-------- MATERIAL PROVIDED
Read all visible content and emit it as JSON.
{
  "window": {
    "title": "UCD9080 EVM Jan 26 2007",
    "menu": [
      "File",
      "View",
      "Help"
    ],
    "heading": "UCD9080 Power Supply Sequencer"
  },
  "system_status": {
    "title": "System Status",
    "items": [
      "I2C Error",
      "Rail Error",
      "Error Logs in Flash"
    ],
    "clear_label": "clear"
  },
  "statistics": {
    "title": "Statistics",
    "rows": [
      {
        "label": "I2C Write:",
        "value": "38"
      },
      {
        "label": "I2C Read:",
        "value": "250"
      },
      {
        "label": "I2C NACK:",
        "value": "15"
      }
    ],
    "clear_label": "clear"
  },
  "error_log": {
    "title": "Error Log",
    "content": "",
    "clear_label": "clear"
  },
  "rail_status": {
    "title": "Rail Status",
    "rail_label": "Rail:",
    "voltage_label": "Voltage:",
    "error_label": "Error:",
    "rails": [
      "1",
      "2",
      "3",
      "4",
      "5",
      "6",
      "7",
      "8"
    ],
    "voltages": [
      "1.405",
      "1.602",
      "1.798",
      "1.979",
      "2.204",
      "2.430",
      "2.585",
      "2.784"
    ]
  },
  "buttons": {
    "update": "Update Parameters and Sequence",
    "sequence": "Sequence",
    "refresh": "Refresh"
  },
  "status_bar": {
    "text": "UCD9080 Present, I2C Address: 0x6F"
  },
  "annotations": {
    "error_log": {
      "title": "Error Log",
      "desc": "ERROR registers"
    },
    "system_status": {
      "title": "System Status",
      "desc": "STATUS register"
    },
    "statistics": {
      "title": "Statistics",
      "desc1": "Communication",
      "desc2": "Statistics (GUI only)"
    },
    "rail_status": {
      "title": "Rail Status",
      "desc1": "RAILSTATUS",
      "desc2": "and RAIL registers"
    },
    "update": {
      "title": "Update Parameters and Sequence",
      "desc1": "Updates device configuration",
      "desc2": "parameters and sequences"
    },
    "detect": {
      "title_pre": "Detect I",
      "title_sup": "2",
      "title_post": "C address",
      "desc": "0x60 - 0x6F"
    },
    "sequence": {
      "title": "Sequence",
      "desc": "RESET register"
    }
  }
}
----------------
Print out every entry, keeping each one exact.

Read all visible content and emit it as JSON.
{
  "window": {
    "title": "UCD9080 EVM Jan 26 2007",
    "menu": [
      "File",
      "View",
      "Help"
    ],
    "heading": "UCD9080 Power Supply Sequencer"
  },
  "system_status": {
    "title": "System Status",
    "items": [
      "I2C Error",
      "Rail Error",
      "Error Logs in Flash"
    ],
    "clear_label": "clear"
  },
  "statistics": {
    "title": "Statistics",
    "rows": [
      {
        "label": "I2C Write:",
        "value": "38"
      },
      {
        "label": "I2C Read:",
        "value": "250"
      },
      {
        "label": "I2C NACK:",
        "value": "15"
      }
    ],
    "clear_label": "clear"
  },
  "error_log": {
    "title": "Error Log",
    "content": "",
    "clear_label": "clear"
  },
  "rail_status": {
    "title": "Rail Status",
    "rail_label": "Rail:",
    "voltage_label": "Voltage:",
    "error_label": "Error:",
    "rails": [
      "1",
      "2",
      "3",
      "4",
      "5",
      "6",
      "7",
      "8"
    ],
    "voltages": [
      "1.405",
      "1.602",
      "1.798",
      "1.979",
      "2.204",
      "2.430",
      "2.585",
      "2.784"
    ]
  },
  "buttons": {
    "update": "Update Parameters and Sequence",
    "sequence": "Sequence",
    "refresh": "Refresh"
  },
  "status_bar": {
    "text": "UCD9080 Present, I2C Address: 0x6F"
  },
  "annotations": {
    "error_log": {
      "title": "Error Log",
      "desc": "ERROR registers"
    },
    "system_status": {
      "title": "System Status",
      "desc": "STATUS register"
    },
    "statistics": {
      "title": "Statistics",
      "desc1": "Communication",
      "desc2": "Statistics (GUI only)"
    },
    "rail_status": {
      "title": "Rail Status",
      "desc1": "RAILSTATUS",
      "desc2": "and RAIL registers"
    },
    "update": {
      "title": "Update Parameters and Sequence",
      "desc1": "Updates device configuration",
      "desc2": "parameters and sequences"
    },
    "detect": {
      "title_pre": "Detect I",
      "title_sup": "2",
      "title_post": "C address",
      "desc": "0x60 - 0x6F"
    },
    "sequence": {
      "title": "Sequence",
      "desc": "RESET register"
    }
  }
}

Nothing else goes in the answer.